# GIVEN REQUEST
Extract all lines that hold "Quantiles" from the records below.

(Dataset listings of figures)
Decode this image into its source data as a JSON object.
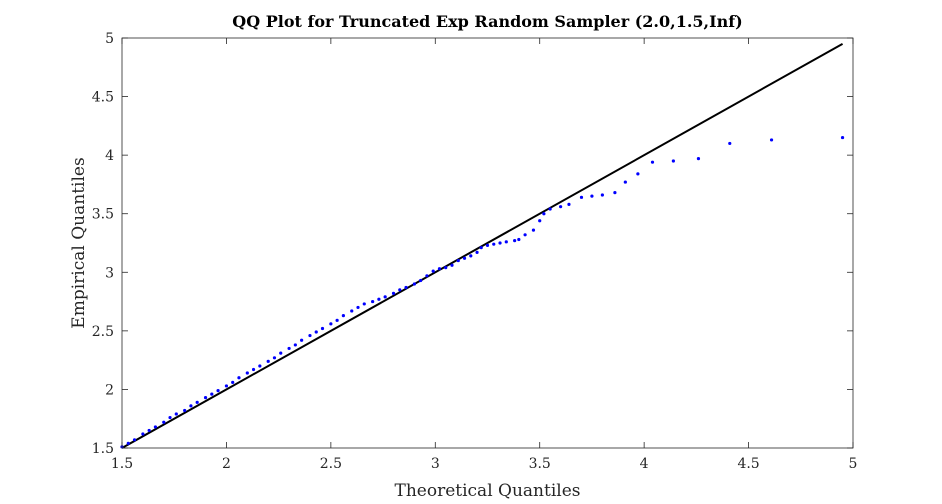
{
  "chart_data": {
    "type": "scatter",
    "title": "QQ Plot for Truncated Exp Random Sampler (2.0,1.5,Inf)",
    "xlabel": "Theoretical Quantiles",
    "ylabel": "Empirical Quantiles",
    "xlim": [
      1.5,
      5
    ],
    "ylim": [
      1.5,
      5
    ],
    "x_ticks": [
      1.5,
      2,
      2.5,
      3,
      3.5,
      4,
      4.5,
      5
    ],
    "y_ticks": [
      1.5,
      2,
      2.5,
      3,
      3.5,
      4,
      4.5,
      5
    ],
    "x_tick_labels": [
      "1.5",
      "2",
      "2.5",
      "3",
      "3.5",
      "4",
      "4.5",
      "5"
    ],
    "y_tick_labels": [
      "1.5",
      "2",
      "2.5",
      "3",
      "3.5",
      "4",
      "4.5",
      "5"
    ],
    "grid": false,
    "reference_line": {
      "x": [
        1.5,
        4.95
      ],
      "y": [
        1.5,
        4.95
      ],
      "color": "#000000"
    },
    "series": [
      {
        "color": "#0000ff",
        "points": [
          [
            1.5,
            1.51
          ],
          [
            1.53,
            1.54
          ],
          [
            1.56,
            1.57
          ],
          [
            1.6,
            1.62
          ],
          [
            1.63,
            1.65
          ],
          [
            1.66,
            1.68
          ],
          [
            1.7,
            1.72
          ],
          [
            1.73,
            1.76
          ],
          [
            1.76,
            1.79
          ],
          [
            1.8,
            1.82
          ],
          [
            1.83,
            1.86
          ],
          [
            1.86,
            1.89
          ],
          [
            1.9,
            1.93
          ],
          [
            1.93,
            1.96
          ],
          [
            1.96,
            1.99
          ],
          [
            2.0,
            2.03
          ],
          [
            2.03,
            2.06
          ],
          [
            2.06,
            2.1
          ],
          [
            2.1,
            2.14
          ],
          [
            2.13,
            2.17
          ],
          [
            2.16,
            2.2
          ],
          [
            2.2,
            2.24
          ],
          [
            2.23,
            2.27
          ],
          [
            2.26,
            2.31
          ],
          [
            2.3,
            2.35
          ],
          [
            2.33,
            2.38
          ],
          [
            2.36,
            2.42
          ],
          [
            2.4,
            2.46
          ],
          [
            2.43,
            2.49
          ],
          [
            2.46,
            2.52
          ],
          [
            2.5,
            2.56
          ],
          [
            2.53,
            2.59
          ],
          [
            2.56,
            2.63
          ],
          [
            2.6,
            2.67
          ],
          [
            2.63,
            2.7
          ],
          [
            2.66,
            2.73
          ],
          [
            2.7,
            2.75
          ],
          [
            2.73,
            2.77
          ],
          [
            2.76,
            2.79
          ],
          [
            2.8,
            2.82
          ],
          [
            2.83,
            2.85
          ],
          [
            2.86,
            2.87
          ],
          [
            2.9,
            2.9
          ],
          [
            2.93,
            2.93
          ],
          [
            2.96,
            2.97
          ],
          [
            2.99,
            3.01
          ],
          [
            3.02,
            3.03
          ],
          [
            3.05,
            3.04
          ],
          [
            3.08,
            3.06
          ],
          [
            3.11,
            3.1
          ],
          [
            3.14,
            3.12
          ],
          [
            3.17,
            3.14
          ],
          [
            3.2,
            3.17
          ],
          [
            3.22,
            3.21
          ],
          [
            3.25,
            3.23
          ],
          [
            3.28,
            3.24
          ],
          [
            3.31,
            3.25
          ],
          [
            3.34,
            3.26
          ],
          [
            3.38,
            3.27
          ],
          [
            3.4,
            3.28
          ],
          [
            3.43,
            3.32
          ],
          [
            3.47,
            3.36
          ],
          [
            3.5,
            3.44
          ],
          [
            3.52,
            3.5
          ],
          [
            3.55,
            3.54
          ],
          [
            3.6,
            3.56
          ],
          [
            3.64,
            3.58
          ],
          [
            3.7,
            3.64
          ],
          [
            3.75,
            3.65
          ],
          [
            3.8,
            3.66
          ],
          [
            3.86,
            3.68
          ],
          [
            3.91,
            3.77
          ],
          [
            3.97,
            3.84
          ],
          [
            4.04,
            3.94
          ],
          [
            4.14,
            3.95
          ],
          [
            4.26,
            3.97
          ],
          [
            4.41,
            4.1
          ],
          [
            4.61,
            4.13
          ],
          [
            4.95,
            4.15
          ]
        ]
      }
    ]
  }
}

# RESPONSE BELOW
    "xlabel": "Theoretical Quantiles",
    "ylabel": "Empirical Quantiles",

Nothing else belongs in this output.